---------- SUPPLIED RECORDS
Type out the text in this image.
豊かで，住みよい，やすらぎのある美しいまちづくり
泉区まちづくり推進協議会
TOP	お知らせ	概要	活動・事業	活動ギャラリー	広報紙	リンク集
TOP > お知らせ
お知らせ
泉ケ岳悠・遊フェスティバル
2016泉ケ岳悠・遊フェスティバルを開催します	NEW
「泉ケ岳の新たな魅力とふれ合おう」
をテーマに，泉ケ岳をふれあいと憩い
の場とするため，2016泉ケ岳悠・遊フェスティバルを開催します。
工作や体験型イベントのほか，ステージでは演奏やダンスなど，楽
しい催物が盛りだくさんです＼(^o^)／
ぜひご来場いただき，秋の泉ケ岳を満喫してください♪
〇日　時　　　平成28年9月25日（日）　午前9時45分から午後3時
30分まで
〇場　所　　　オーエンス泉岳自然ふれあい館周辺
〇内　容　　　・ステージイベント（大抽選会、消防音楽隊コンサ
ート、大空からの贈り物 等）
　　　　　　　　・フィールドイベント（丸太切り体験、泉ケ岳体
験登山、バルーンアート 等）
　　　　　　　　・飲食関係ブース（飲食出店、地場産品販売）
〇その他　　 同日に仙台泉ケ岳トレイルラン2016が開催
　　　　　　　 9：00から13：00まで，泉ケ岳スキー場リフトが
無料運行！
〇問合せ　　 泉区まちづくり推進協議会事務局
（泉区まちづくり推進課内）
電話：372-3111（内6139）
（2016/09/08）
--------------------
(THE REQUEST): Your task is to extract all of the records exactly.

(REPLY TO THE EXERCISE):
Type out the text in this image.
豊かで，住みよい，やすらぎのある美しいまちづくり
泉区まちづくり推進協議会
TOP	お知らせ	概要	活動・事業	活動ギャラリー	広報紙	リンク集
TOP > お知らせ
お知らせ
泉ケ岳悠・遊フェスティバル
2016泉ケ岳悠・遊フェスティバルを開催します	NEW
「泉ケ岳の新たな魅力とふれ合おう」
をテーマに，泉ケ岳をふれあいと憩い
の場とするため，2016泉ケ岳悠・遊フェスティバルを開催します。
工作や体験型イベントのほか，ステージでは演奏やダンスなど，楽
しい催物が盛りだくさんです＼(^o^)／
ぜひご来場いただき，秋の泉ケ岳を満喫してください♪
〇日　時　　　平成28年9月25日（日）　午前9時45分から午後3時
30分まで
〇場　所　　　オーエンス泉岳自然ふれあい館周辺
〇内　容　　　・ステージイベント（大抽選会、消防音楽隊コンサ
ート、大空からの贈り物 等）
　　　　　　　　・フィールドイベント（丸太切り体験、泉ケ岳体
験登山、バルーンアート 等）
　　　　　　　　・飲食関係ブース（飲食出店、地場産品販売）
〇その他　　 同日に仙台泉ケ岳トレイルラン2016が開催
　　　　　　　 9：00から13：00まで，泉ケ岳スキー場リフトが
無料運行！
〇問合せ　　 泉区まちづくり推進協議会事務局
（泉区まちづくり推進課内）
電話：372-3111（内6139）
（2016/09/08）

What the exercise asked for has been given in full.